## Directions for this task
In the data, replace "dock-separator" with "dock-divider" in the lines between the line holding "document-text-line1[interactable]: т в" and the line holding "295, 598, 305]", inclusive, and reproduce only those lines with all else unchanged.

⟨

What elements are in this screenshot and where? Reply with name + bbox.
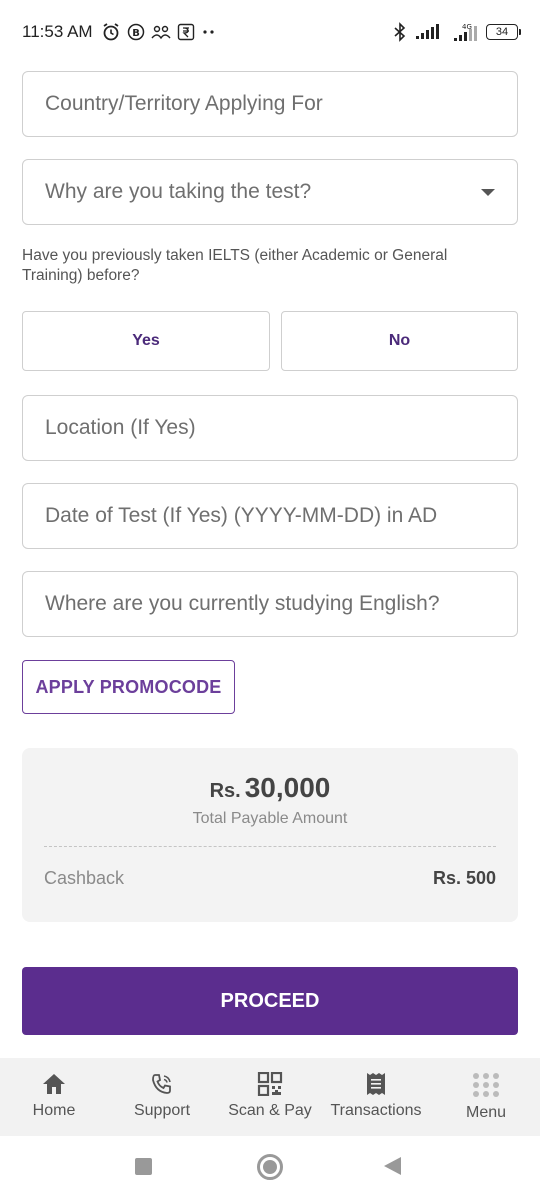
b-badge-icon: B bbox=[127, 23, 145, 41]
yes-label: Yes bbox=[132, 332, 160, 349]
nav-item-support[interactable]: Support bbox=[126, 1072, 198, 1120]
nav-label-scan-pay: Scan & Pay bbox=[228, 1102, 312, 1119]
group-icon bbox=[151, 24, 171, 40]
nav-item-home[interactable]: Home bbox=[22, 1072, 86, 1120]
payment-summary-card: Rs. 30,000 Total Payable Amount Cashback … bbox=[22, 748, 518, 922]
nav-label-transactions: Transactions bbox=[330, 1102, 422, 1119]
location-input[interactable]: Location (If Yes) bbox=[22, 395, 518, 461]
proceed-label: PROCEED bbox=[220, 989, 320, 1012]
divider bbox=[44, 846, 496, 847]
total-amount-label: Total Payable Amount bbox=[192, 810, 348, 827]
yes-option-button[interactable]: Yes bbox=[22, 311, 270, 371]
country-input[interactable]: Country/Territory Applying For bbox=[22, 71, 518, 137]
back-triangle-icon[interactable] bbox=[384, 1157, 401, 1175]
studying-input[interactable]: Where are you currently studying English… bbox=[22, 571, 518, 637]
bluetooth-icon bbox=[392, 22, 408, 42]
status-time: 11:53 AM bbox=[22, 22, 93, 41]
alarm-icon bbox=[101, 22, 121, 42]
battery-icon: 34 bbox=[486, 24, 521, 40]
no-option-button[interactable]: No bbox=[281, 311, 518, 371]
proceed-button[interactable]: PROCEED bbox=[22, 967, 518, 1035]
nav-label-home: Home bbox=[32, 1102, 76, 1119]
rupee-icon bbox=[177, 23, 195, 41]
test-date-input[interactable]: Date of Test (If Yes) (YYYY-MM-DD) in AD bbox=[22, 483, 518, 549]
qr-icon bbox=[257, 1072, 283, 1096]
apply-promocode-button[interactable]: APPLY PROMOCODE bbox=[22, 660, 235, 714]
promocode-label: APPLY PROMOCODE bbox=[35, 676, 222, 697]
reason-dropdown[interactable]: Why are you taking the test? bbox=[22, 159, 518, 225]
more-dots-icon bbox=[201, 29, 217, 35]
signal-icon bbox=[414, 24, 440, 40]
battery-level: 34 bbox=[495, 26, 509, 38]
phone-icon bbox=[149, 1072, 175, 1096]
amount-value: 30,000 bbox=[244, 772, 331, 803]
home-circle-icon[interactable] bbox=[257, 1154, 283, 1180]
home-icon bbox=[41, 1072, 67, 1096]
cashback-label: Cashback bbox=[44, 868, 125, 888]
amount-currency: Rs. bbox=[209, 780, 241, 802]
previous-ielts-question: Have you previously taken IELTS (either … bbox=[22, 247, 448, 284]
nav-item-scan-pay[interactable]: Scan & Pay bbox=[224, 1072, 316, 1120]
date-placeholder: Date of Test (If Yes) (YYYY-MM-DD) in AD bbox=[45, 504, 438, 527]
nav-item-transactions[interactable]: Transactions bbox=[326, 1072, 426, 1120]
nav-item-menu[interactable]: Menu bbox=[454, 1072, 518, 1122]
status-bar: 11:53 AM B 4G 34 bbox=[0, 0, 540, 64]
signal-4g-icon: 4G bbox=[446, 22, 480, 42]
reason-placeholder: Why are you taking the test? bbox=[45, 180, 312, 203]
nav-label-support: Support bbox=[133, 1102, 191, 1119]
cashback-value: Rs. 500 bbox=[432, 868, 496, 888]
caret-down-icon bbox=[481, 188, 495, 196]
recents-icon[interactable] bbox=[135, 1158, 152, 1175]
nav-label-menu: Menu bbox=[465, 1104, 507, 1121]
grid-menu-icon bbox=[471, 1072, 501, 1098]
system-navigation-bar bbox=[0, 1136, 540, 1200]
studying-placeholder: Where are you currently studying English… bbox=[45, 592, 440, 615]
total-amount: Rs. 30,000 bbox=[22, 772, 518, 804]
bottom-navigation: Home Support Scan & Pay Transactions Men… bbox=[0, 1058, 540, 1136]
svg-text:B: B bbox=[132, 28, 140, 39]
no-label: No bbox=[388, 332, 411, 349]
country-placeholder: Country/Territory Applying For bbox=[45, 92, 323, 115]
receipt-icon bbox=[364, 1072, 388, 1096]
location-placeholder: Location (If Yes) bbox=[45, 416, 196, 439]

⟩
⟨

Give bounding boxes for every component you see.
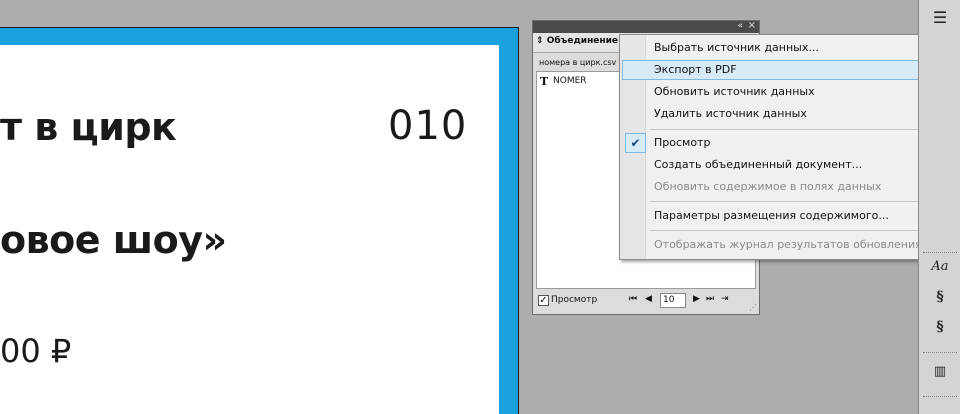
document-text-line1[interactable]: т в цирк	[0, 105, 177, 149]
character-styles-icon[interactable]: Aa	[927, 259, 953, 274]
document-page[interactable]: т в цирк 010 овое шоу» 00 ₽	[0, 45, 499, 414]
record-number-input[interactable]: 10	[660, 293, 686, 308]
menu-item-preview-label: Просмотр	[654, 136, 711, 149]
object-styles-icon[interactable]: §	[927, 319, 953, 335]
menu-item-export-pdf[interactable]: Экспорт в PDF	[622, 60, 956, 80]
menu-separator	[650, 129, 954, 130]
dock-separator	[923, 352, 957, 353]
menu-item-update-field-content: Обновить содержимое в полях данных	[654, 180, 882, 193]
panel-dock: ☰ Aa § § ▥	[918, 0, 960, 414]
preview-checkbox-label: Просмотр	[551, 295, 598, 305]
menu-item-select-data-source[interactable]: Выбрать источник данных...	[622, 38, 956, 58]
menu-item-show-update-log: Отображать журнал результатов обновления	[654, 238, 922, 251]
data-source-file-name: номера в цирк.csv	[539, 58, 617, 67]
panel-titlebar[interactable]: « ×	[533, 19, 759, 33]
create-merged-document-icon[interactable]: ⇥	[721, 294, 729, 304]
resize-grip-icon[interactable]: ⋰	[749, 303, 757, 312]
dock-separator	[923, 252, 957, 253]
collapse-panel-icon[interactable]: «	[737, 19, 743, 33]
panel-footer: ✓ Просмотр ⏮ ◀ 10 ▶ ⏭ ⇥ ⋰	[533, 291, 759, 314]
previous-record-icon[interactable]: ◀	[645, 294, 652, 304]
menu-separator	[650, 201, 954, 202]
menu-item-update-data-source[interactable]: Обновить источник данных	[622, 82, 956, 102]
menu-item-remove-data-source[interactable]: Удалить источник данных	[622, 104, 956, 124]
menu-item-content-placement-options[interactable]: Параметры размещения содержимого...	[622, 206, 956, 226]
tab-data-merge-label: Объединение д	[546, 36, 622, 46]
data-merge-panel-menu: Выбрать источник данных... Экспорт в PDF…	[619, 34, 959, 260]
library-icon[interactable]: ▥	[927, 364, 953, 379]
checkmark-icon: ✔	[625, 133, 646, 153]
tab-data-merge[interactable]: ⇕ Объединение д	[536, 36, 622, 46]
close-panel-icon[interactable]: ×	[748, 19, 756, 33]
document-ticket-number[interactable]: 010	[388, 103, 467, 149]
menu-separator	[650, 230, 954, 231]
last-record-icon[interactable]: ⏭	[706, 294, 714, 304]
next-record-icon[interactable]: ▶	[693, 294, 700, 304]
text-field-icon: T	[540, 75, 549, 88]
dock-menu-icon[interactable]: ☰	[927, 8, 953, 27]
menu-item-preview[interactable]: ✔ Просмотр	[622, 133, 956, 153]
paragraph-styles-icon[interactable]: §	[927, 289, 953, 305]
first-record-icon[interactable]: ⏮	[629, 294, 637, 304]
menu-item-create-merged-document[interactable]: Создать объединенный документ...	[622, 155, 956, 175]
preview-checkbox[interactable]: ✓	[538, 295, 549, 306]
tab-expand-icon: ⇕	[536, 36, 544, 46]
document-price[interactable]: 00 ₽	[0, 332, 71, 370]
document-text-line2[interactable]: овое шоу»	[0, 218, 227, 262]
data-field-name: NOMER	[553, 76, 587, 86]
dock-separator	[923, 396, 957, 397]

⟩

## Output below
document-text-line1[interactable]: т в цирк	[0, 105, 177, 149]
character-styles-icon[interactable]: Aa	[927, 259, 953, 274]
document-page[interactable]: т в цирк 010 овое шоу» 00 ₽	[0, 45, 499, 414]
record-number-input[interactable]: 10	[660, 293, 686, 308]
menu-item-preview-label: Просмотр	[654, 136, 711, 149]
object-styles-icon[interactable]: §	[927, 319, 953, 335]
menu-item-export-pdf[interactable]: Экспорт в PDF	[622, 60, 956, 80]
menu-separator	[650, 129, 954, 130]
dock-divider	[923, 352, 957, 353]
menu-item-update-field-content: Обновить содержимое в полях данных	[654, 180, 882, 193]
panel-dock: ☰ Aa § § ▥	[918, 0, 960, 414]
preview-checkbox-label: Просмотр	[551, 295, 598, 305]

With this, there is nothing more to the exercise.